**The task:** Search the entries for the word "Virginia". Copy each line in which it is found.
┌─ Excerpted records
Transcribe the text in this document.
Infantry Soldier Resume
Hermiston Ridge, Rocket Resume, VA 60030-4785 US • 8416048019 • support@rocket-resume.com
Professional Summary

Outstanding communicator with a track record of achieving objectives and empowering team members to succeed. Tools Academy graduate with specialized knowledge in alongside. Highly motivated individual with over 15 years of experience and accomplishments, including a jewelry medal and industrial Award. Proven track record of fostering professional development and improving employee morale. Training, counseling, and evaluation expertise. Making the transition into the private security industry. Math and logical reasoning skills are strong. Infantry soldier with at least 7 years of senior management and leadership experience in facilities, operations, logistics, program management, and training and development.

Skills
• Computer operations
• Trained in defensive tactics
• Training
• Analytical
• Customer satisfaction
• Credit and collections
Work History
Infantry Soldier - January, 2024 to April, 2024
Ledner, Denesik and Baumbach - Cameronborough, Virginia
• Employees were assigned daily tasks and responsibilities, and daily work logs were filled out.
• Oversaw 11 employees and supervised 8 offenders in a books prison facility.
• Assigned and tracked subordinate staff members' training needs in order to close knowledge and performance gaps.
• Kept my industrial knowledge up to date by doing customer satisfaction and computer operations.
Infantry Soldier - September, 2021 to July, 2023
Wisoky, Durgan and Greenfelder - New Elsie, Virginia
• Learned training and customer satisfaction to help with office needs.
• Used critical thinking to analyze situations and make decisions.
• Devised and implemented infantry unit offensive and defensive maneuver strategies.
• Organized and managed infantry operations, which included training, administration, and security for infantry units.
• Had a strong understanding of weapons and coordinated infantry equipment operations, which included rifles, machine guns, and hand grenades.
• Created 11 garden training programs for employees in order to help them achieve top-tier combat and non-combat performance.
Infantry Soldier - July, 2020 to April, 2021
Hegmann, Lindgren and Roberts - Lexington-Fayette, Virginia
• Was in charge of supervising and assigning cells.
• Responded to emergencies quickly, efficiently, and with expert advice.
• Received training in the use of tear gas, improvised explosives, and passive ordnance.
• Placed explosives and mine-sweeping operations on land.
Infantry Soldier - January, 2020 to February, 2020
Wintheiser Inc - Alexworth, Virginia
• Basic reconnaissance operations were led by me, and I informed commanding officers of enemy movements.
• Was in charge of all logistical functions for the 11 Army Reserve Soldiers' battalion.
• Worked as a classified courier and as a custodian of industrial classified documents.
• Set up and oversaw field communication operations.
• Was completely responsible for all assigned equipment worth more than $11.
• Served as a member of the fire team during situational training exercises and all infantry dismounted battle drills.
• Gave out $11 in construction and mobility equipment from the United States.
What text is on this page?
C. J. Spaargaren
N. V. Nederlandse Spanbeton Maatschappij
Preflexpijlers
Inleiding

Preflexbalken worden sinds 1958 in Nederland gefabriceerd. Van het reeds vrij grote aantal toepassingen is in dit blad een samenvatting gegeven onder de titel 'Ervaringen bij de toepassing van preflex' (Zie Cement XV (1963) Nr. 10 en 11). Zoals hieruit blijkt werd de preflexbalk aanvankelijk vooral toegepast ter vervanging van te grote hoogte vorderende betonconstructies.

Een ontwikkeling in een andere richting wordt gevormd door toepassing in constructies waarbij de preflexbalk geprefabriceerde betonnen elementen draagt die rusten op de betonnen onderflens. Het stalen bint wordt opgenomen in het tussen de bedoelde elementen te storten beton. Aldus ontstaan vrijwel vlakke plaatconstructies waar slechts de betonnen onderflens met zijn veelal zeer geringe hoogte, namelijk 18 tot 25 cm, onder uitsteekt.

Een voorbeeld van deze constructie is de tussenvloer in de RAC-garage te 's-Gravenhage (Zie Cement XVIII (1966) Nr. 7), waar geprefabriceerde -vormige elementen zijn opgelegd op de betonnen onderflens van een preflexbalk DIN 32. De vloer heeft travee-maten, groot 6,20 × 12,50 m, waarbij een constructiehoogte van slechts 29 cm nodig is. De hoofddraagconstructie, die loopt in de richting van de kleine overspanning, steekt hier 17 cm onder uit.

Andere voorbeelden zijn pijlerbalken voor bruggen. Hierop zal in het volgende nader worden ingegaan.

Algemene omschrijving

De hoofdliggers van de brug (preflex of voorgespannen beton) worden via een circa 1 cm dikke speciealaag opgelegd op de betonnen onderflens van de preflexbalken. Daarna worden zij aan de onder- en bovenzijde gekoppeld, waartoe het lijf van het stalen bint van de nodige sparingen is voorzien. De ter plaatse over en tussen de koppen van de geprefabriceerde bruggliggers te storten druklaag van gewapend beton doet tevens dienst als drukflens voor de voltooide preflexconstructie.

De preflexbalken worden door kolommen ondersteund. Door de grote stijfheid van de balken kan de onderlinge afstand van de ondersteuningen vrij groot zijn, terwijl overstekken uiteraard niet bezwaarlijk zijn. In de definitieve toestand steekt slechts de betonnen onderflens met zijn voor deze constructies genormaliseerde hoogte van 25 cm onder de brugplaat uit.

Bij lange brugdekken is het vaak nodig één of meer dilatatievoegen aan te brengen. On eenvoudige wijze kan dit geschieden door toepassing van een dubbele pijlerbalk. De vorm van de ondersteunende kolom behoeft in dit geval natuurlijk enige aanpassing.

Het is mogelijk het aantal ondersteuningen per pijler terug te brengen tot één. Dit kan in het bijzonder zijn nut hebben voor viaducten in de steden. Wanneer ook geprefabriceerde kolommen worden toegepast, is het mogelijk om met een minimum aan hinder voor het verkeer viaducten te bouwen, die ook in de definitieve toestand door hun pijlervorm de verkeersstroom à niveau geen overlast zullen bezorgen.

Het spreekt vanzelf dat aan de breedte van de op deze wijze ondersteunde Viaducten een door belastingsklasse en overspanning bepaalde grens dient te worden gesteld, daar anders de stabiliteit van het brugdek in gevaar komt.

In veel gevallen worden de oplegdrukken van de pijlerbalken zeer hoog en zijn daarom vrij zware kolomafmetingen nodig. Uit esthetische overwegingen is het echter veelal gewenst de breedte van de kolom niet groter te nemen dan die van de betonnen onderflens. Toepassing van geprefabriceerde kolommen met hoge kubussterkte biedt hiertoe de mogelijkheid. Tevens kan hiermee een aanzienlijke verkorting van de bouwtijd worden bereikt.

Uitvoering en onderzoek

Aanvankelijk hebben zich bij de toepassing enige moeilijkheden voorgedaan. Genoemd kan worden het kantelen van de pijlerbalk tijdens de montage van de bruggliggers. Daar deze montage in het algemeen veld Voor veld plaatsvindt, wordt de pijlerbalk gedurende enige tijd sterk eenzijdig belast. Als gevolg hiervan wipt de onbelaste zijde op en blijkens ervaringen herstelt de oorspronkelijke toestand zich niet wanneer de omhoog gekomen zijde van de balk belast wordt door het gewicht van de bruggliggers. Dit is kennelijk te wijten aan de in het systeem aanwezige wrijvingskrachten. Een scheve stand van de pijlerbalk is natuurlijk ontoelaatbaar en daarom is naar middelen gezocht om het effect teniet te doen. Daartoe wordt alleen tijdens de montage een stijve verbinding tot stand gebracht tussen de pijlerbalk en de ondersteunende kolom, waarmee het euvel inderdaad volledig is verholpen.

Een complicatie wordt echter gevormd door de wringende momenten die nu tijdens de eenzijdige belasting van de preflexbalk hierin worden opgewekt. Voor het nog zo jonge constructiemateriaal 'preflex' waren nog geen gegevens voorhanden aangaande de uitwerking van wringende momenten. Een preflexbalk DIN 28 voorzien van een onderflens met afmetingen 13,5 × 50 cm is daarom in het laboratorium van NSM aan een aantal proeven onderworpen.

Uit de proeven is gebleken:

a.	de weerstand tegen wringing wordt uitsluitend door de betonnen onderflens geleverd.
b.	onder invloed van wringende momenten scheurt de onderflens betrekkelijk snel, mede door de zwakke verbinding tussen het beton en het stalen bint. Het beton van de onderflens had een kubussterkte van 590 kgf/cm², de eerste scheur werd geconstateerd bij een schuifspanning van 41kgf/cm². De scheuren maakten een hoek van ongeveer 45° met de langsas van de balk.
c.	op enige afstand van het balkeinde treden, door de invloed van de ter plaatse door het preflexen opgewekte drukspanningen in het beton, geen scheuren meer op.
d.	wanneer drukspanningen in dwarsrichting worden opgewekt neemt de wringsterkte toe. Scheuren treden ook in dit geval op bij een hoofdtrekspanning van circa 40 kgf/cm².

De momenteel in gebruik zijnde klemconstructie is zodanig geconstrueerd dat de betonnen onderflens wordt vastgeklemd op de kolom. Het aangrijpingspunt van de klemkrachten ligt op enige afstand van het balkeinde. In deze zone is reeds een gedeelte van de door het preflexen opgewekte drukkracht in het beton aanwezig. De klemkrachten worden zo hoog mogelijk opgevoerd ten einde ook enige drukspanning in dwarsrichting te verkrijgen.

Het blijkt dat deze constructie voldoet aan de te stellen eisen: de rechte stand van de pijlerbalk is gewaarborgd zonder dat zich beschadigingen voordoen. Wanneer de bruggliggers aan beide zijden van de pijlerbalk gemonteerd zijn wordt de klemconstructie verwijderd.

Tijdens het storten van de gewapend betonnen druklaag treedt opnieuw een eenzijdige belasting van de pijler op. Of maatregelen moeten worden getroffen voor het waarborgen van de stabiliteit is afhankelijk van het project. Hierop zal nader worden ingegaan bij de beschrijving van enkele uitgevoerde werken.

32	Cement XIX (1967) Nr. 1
└─
**Answer:**
Ledner, Denesik and Baumbach - Cameronborough, Virginia
Wisoky, Durgan and Greenfelder - New Elsie, Virginia
Hegmann, Lindgren and Roberts - Lexington-Fayette, Virginia
Wintheiser Inc - Alexworth, Virginia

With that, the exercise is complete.